» **Entries**:
━━━━━━━━━━━━━━━━━━━━

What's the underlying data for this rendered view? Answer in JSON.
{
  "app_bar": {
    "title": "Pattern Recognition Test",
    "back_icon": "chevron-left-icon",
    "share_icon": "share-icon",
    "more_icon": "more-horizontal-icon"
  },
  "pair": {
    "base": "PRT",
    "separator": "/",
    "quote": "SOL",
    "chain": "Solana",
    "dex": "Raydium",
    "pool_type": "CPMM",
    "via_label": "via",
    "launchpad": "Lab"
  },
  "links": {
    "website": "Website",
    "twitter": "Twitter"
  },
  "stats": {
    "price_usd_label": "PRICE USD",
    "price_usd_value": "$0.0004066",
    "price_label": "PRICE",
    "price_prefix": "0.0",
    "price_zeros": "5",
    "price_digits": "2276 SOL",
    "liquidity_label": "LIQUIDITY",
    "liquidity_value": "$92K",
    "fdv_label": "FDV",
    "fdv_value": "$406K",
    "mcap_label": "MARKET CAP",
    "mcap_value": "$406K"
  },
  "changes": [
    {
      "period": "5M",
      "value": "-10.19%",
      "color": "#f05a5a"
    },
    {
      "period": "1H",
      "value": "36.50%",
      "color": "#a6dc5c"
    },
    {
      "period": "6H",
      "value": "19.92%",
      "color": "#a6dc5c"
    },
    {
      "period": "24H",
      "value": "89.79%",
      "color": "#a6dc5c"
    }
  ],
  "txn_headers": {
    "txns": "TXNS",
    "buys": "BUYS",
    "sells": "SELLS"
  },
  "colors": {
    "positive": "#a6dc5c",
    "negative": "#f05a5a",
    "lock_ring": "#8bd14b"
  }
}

━━━━━━━━━━━━━━━━━━━━

» **Given request**: Quote each line of the listing above exactly.

» **Response to the task**:
What's the underlying data for this rendered view? Answer in JSON.
{
  "app_bar": {
    "title": "Pattern Recognition Test",
    "back_icon": "chevron-left-icon",
    "share_icon": "share-icon",
    "more_icon": "more-horizontal-icon"
  },
  "pair": {
    "base": "PRT",
    "separator": "/",
    "quote": "SOL",
    "chain": "Solana",
    "dex": "Raydium",
    "pool_type": "CPMM",
    "via_label": "via",
    "launchpad": "Lab"
  },
  "links": {
    "website": "Website",
    "twitter": "Twitter"
  },
  "stats": {
    "price_usd_label": "PRICE USD",
    "price_usd_value": "$0.0004066",
    "price_label": "PRICE",
    "price_prefix": "0.0",
    "price_zeros": "5",
    "price_digits": "2276 SOL",
    "liquidity_label": "LIQUIDITY",
    "liquidity_value": "$92K",
    "fdv_label": "FDV",
    "fdv_value": "$406K",
    "mcap_label": "MARKET CAP",
    "mcap_value": "$406K"
  },
  "changes": [
    {
      "period": "5M",
      "value": "-10.19%",
      "color": "#f05a5a"
    },
    {
      "period": "1H",
      "value": "36.50%",
      "color": "#a6dc5c"
    },
    {
      "period": "6H",
      "value": "19.92%",
      "color": "#a6dc5c"
    },
    {
      "period": "24H",
      "value": "89.79%",
      "color": "#a6dc5c"
    }
  ],
  "txn_headers": {
    "txns": "TXNS",
    "buys": "BUYS",
    "sells": "SELLS"
  },
  "colors": {
    "positive": "#a6dc5c",
    "negative": "#f05a5a",
    "lock_ring": "#8bd14b"
  }
}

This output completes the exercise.